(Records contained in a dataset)
---+---
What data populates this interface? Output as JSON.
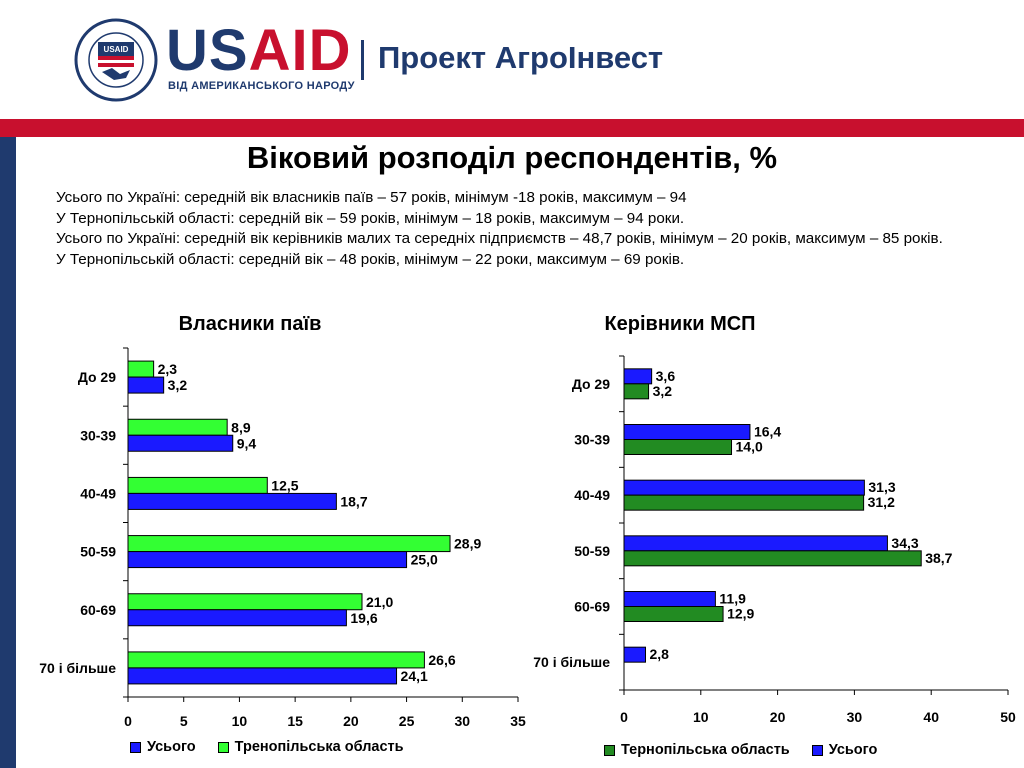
{
  "header": {
    "brand_us": "US",
    "brand_aid": "AID",
    "brand_tagline": "ВІД АМЕРИКАНСЬКОГО НАРОДУ",
    "project_title": "Проект АгроІнвест",
    "seal_text": "UNITED STATES AGENCY INTERNATIONAL DEVELOPMENT"
  },
  "title": "Віковий розподіл респондентів, %",
  "summary": [
    "Усього по Україні: середній вік власників паїв – 57 років, мінімум -18 років, максимум – 94",
    "У Тернопільській області: середній вік – 59 років,  мінімум – 18 років, максимум – 94 роки.",
    "Усього по Україні: середній вік керівників малих та середніх підприємств – 48,7 років, мінімум – 20 років, максимум – 85 років.",
    "У Тернопільській області: середній вік – 48 років,  мінімум – 22 роки, максимум – 69 років."
  ],
  "colors": {
    "blue_total": "#1a1aff",
    "bright_green": "#33ff33",
    "dark_green": "#228b22",
    "navy": "#1f3a6e",
    "red": "#c8102e"
  },
  "chart_data": [
    {
      "type": "bar",
      "orientation": "horizontal",
      "title": "Власники паїв",
      "categories": [
        "До 29",
        "30-39",
        "40-49",
        "50-59",
        "60-69",
        "70 і більше"
      ],
      "series": [
        {
          "name": "Тренопільська область",
          "color": "#33ff33",
          "values": [
            2.3,
            8.9,
            12.5,
            28.9,
            21.0,
            26.6
          ],
          "labels": [
            "2,3",
            "8,9",
            "12,5",
            "28,9",
            "21,0",
            "26,6"
          ]
        },
        {
          "name": "Усього",
          "color": "#1a1aff",
          "values": [
            3.2,
            9.4,
            18.7,
            25.0,
            19.6,
            24.1
          ],
          "labels": [
            "3,2",
            "9,4",
            "18,7",
            "25,0",
            "19,6",
            "24,1"
          ]
        }
      ],
      "legend_order": [
        "Усього",
        "Тренопільська область"
      ],
      "xlim": [
        0,
        35
      ],
      "xticks": [
        0,
        5,
        10,
        15,
        20,
        25,
        30,
        35
      ],
      "legend_position": "bottom"
    },
    {
      "type": "bar",
      "orientation": "horizontal",
      "title": "Керівники МСП",
      "categories": [
        "До 29",
        "30-39",
        "40-49",
        "50-59",
        "60-69",
        "70 і більше"
      ],
      "series": [
        {
          "name": "Усього",
          "color": "#1a1aff",
          "values": [
            3.6,
            16.4,
            31.3,
            34.3,
            11.9,
            2.8
          ],
          "labels": [
            "3,6",
            "16,4",
            "31,3",
            "34,3",
            "11,9",
            "2,8"
          ]
        },
        {
          "name": "Тернопільська область",
          "color": "#228b22",
          "values": [
            3.2,
            14.0,
            31.2,
            38.7,
            12.9,
            null
          ],
          "labels": [
            "3,2",
            "14,0",
            "31,2",
            "38,7",
            "12,9",
            ""
          ]
        }
      ],
      "legend_order": [
        "Тернопільська область",
        "Усього"
      ],
      "xlim": [
        0,
        50
      ],
      "xticks": [
        0,
        10,
        20,
        30,
        40,
        50
      ],
      "legend_position": "bottom"
    }
  ]
}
---+---
* Exercise
Restate every record exactly, please; do not copy the pictures.

* Problem solution
What data populates this interface? Output as JSON.
{
  "header": {
    "brand_us": "US",
    "brand_aid": "AID",
    "brand_tagline": "ВІД АМЕРИКАНСЬКОГО НАРОДУ",
    "project_title": "Проект АгроІнвест",
    "seal_text": "UNITED STATES AGENCY INTERNATIONAL DEVELOPMENT"
  },
  "title": "Віковий розподіл респондентів, %",
  "summary": [
    "Усього по Україні: середній вік власників паїв – 57 років, мінімум -18 років, максимум – 94",
    "У Тернопільській області: середній вік – 59 років,  мінімум – 18 років, максимум – 94 роки.",
    "Усього по Україні: середній вік керівників малих та середніх підприємств – 48,7 років, мінімум – 20 років, максимум – 85 років.",
    "У Тернопільській області: середній вік – 48 років,  мінімум – 22 роки, максимум – 69 років."
  ],
  "colors": {
    "blue_total": "#1a1aff",
    "bright_green": "#33ff33",
    "dark_green": "#228b22",
    "navy": "#1f3a6e",
    "red": "#c8102e"
  },
  "chart_data": [
    {
      "type": "bar",
      "orientation": "horizontal",
      "title": "Власники паїв",
      "categories": [
        "До 29",
        "30-39",
        "40-49",
        "50-59",
        "60-69",
        "70 і більше"
      ],
      "series": [
        {
          "name": "Тренопільська область",
          "color": "#33ff33",
          "values": [
            2.3,
            8.9,
            12.5,
            28.9,
            21.0,
            26.6
          ],
          "labels": [
            "2,3",
            "8,9",
            "12,5",
            "28,9",
            "21,0",
            "26,6"
          ]
        },
        {
          "name": "Усього",
          "color": "#1a1aff",
          "values": [
            3.2,
            9.4,
            18.7,
            25.0,
            19.6,
            24.1
          ],
          "labels": [
            "3,2",
            "9,4",
            "18,7",
            "25,0",
            "19,6",
            "24,1"
          ]
        }
      ],
      "legend_order": [
        "Усього",
        "Тренопільська область"
      ],
      "xlim": [
        0,
        35
      ],
      "xticks": [
        0,
        5,
        10,
        15,
        20,
        25,
        30,
        35
      ],
      "legend_position": "bottom"
    },
    {
      "type": "bar",
      "orientation": "horizontal",
      "title": "Керівники МСП",
      "categories": [
        "До 29",
        "30-39",
        "40-49",
        "50-59",
        "60-69",
        "70 і більше"
      ],
      "series": [
        {
          "name": "Усього",
          "color": "#1a1aff",
          "values": [
            3.6,
            16.4,
            31.3,
            34.3,
            11.9,
            2.8
          ],
          "labels": [
            "3,6",
            "16,4",
            "31,3",
            "34,3",
            "11,9",
            "2,8"
          ]
        },
        {
          "name": "Тернопільська область",
          "color": "#228b22",
          "values": [
            3.2,
            14.0,
            31.2,
            38.7,
            12.9,
            null
          ],
          "labels": [
            "3,2",
            "14,0",
            "31,2",
            "38,7",
            "12,9",
            ""
          ]
        }
      ],
      "legend_order": [
        "Тернопільська область",
        "Усього"
      ],
      "xlim": [
        0,
        50
      ],
      "xticks": [
        0,
        10,
        20,
        30,
        40,
        50
      ],
      "legend_position": "bottom"
    }
  ]
}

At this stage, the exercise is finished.